Comb the records below for the string "random" and copy each line where it turns up.

------ Records shown

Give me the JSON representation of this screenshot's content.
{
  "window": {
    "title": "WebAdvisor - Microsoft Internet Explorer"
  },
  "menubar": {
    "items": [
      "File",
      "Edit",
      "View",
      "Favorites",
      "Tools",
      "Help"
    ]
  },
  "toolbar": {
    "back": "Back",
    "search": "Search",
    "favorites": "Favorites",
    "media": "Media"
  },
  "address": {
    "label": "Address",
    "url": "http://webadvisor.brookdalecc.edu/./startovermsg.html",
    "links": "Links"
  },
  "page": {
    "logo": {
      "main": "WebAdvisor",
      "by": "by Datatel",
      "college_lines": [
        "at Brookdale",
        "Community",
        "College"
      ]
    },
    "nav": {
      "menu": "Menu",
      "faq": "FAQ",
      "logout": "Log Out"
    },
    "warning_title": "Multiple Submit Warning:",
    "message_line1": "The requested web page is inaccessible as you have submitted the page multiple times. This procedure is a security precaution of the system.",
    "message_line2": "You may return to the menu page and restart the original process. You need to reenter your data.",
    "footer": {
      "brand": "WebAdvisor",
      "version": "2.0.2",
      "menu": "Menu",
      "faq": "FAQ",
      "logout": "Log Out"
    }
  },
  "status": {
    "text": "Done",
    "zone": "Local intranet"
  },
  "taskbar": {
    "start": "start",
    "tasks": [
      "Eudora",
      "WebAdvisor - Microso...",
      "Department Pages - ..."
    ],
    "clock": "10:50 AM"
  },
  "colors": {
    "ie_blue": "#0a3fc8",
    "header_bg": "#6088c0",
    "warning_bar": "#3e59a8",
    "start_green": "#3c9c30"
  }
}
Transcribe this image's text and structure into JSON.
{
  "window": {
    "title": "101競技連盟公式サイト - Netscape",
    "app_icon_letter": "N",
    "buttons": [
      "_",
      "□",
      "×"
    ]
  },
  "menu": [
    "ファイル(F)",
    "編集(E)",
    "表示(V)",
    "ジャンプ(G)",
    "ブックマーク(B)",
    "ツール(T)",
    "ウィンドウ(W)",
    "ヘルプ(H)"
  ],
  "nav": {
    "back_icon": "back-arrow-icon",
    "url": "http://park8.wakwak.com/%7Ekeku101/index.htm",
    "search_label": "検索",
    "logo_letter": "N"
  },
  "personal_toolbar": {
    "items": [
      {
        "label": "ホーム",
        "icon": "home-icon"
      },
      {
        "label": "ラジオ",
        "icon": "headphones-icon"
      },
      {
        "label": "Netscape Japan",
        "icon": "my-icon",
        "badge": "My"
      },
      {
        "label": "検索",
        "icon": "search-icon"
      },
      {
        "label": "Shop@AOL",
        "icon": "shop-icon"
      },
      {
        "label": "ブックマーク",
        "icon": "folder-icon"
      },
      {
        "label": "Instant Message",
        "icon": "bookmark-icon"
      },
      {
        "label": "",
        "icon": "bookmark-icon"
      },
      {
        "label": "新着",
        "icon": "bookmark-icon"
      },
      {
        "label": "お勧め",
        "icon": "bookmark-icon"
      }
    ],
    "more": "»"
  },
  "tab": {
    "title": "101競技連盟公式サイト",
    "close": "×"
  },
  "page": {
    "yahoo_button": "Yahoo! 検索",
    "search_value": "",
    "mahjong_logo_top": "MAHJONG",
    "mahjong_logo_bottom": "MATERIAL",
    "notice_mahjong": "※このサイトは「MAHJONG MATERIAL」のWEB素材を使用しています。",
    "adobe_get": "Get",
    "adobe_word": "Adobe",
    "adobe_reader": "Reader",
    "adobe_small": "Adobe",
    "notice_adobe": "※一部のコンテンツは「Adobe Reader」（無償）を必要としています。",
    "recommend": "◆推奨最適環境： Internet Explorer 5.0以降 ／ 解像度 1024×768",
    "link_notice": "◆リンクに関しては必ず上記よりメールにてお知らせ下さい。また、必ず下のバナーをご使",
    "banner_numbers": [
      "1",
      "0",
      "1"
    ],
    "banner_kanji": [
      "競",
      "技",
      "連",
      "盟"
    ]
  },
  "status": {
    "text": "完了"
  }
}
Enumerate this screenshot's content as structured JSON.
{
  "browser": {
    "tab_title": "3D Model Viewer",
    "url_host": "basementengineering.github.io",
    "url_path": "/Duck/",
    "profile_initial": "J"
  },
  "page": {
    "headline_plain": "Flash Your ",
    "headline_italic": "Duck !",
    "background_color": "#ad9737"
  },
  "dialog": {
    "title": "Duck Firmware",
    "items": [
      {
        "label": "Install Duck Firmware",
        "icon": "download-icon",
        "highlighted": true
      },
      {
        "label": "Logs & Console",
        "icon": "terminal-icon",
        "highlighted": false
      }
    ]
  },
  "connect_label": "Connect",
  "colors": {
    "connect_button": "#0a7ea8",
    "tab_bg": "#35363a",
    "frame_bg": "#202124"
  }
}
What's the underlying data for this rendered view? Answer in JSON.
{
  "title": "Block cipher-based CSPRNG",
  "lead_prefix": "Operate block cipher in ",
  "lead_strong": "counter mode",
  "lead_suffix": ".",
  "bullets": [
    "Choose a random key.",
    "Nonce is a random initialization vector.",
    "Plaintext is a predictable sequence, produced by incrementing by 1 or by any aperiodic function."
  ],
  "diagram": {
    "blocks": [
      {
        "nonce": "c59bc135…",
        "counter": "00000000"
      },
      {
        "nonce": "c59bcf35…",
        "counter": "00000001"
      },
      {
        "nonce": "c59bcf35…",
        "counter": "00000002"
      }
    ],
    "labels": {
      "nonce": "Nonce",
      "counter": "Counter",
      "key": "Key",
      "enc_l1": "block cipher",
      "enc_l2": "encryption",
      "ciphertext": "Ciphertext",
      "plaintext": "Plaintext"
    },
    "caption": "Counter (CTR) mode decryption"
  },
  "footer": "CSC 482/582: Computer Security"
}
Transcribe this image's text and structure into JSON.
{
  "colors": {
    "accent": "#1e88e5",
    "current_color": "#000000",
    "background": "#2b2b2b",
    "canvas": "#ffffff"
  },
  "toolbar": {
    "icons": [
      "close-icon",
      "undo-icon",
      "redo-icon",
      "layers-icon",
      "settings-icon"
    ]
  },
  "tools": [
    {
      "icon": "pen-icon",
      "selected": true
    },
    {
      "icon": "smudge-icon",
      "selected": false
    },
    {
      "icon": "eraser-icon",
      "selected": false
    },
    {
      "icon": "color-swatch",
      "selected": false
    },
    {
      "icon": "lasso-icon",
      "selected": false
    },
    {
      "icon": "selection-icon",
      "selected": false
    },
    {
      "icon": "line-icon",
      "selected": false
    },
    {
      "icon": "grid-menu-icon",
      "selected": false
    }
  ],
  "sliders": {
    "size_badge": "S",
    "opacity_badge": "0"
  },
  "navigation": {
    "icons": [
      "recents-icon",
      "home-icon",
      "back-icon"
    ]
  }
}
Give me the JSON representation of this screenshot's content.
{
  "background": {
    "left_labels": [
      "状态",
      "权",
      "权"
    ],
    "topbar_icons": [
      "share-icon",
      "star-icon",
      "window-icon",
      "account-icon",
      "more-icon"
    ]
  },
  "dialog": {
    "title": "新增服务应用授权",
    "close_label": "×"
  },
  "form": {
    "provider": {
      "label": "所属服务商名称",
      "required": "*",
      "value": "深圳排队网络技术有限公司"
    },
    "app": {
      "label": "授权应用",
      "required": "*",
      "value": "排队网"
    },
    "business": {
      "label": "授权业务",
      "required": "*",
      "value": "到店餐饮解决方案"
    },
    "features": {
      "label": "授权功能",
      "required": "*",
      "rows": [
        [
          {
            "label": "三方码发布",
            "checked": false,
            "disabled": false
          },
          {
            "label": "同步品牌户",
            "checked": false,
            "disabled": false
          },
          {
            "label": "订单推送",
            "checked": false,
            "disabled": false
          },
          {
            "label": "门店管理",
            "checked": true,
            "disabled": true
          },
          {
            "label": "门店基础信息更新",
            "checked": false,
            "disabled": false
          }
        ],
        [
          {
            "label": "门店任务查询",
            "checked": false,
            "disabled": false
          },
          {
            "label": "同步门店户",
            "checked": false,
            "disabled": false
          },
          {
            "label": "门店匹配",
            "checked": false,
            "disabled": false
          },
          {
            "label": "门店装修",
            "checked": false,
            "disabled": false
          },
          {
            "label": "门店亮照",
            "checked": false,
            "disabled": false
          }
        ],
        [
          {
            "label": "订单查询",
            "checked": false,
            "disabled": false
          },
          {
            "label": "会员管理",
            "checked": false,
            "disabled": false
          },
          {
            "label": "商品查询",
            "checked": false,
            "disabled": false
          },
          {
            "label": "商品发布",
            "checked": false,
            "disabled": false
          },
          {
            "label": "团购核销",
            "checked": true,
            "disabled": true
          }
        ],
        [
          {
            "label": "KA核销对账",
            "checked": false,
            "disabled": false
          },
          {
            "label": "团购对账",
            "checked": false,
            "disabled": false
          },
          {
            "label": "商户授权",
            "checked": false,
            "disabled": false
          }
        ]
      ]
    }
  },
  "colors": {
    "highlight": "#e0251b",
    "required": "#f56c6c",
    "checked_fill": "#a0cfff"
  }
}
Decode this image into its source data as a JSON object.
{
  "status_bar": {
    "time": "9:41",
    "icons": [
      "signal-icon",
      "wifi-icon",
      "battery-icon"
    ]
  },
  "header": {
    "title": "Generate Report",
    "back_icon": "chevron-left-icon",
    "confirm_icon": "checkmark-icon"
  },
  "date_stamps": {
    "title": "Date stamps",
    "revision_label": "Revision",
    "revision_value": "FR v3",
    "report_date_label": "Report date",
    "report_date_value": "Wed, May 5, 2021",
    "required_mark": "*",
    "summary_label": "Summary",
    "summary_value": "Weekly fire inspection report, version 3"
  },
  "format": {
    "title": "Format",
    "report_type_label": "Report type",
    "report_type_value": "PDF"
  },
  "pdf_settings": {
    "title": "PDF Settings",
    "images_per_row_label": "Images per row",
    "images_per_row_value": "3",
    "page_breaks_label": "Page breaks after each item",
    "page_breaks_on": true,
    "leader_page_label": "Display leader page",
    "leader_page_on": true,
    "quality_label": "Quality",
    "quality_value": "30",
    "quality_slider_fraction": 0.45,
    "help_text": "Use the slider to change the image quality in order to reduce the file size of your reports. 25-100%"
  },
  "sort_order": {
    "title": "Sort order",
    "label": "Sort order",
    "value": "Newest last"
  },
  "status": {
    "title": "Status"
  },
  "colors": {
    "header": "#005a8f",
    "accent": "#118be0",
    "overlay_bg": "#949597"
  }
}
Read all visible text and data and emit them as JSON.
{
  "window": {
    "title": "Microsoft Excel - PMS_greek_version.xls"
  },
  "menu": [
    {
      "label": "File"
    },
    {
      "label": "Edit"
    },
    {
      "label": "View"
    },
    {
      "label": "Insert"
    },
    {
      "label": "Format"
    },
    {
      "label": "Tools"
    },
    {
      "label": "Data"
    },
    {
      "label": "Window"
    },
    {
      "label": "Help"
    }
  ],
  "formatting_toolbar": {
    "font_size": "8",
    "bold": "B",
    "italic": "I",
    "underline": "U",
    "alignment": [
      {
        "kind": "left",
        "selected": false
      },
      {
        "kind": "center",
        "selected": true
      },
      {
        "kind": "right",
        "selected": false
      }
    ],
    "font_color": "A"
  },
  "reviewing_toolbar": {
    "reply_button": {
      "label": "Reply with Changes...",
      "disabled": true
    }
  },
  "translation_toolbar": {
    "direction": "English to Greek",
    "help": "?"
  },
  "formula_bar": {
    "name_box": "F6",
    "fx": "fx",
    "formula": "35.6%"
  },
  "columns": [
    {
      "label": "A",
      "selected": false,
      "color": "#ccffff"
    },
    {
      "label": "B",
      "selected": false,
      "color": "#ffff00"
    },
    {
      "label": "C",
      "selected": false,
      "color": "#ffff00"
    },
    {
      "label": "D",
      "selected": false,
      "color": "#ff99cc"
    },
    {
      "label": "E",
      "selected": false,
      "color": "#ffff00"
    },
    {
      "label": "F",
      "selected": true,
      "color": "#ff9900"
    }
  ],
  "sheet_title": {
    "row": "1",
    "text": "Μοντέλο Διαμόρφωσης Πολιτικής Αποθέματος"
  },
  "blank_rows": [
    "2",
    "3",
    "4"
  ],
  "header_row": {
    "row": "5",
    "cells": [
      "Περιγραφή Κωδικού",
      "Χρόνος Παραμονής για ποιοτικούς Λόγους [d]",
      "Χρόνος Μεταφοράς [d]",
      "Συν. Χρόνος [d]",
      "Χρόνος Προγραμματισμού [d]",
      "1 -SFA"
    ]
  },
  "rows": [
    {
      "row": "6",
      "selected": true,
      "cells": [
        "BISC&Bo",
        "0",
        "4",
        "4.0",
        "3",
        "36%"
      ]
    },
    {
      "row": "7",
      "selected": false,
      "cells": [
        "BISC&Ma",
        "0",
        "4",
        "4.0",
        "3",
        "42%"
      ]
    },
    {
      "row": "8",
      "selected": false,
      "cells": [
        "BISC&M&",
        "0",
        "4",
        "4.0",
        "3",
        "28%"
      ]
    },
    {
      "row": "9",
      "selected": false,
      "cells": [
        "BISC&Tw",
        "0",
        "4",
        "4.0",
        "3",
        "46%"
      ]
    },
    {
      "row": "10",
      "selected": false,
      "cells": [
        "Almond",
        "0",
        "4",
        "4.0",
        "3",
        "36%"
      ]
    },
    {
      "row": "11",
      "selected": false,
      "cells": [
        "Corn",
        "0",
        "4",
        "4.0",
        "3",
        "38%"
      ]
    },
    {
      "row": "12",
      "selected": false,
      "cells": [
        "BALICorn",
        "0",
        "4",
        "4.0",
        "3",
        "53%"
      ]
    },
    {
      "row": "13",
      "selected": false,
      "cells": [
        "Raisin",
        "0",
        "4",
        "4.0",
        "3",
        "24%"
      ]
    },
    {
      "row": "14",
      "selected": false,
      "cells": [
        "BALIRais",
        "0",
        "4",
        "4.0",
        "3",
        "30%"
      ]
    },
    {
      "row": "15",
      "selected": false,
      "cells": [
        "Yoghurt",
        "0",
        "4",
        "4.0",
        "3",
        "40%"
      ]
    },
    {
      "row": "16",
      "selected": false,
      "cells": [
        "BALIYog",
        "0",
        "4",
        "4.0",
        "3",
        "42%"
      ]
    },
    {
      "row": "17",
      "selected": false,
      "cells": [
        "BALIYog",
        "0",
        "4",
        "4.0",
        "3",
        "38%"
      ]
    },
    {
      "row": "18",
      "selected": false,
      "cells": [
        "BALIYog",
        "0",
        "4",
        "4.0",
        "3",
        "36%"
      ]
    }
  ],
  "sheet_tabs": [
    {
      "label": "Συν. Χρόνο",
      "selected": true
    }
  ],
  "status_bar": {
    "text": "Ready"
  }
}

------------

Written answer -
    "Choose a random key.",
    "Nonce is a random initialization vector.",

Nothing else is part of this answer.